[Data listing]
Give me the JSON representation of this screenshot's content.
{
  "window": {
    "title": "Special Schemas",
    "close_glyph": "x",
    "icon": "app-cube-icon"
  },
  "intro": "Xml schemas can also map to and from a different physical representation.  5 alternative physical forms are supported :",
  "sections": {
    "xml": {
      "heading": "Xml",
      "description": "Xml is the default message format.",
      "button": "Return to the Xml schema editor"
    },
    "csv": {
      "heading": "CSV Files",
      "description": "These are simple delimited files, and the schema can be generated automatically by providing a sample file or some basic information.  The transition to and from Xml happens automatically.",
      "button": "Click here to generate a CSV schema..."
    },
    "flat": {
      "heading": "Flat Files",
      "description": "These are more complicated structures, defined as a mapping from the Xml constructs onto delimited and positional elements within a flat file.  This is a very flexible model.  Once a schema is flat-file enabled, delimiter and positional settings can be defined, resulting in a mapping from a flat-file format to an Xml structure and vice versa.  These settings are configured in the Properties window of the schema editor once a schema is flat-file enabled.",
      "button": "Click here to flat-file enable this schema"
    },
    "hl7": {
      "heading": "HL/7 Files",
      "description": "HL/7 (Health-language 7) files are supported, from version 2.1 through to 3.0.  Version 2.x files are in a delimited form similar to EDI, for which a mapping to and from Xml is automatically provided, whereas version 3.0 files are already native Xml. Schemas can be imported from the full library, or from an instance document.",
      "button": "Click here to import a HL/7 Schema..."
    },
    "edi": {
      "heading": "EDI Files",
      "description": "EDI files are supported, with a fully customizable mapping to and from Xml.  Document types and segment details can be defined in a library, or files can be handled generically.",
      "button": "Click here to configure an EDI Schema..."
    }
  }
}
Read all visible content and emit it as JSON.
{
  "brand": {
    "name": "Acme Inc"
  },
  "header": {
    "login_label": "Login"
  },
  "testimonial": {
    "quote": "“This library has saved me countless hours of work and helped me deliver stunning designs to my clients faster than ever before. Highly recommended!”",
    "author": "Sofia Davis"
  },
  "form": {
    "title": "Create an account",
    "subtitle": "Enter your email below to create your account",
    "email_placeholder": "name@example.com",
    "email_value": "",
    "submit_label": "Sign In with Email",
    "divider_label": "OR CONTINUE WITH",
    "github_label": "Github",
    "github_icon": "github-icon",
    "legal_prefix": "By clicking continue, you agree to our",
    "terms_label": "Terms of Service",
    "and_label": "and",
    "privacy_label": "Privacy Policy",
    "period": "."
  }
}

[WHAT YOU NEED TO DO] Pick out the lines that have the word "representation". Copy them all.

[SOLUTION TO THIS TASK]
Give me the JSON representation of this screenshot's content.
  "intro": "Xml schemas can also map to and from a different physical representation.  5 alternative physical forms are supported :",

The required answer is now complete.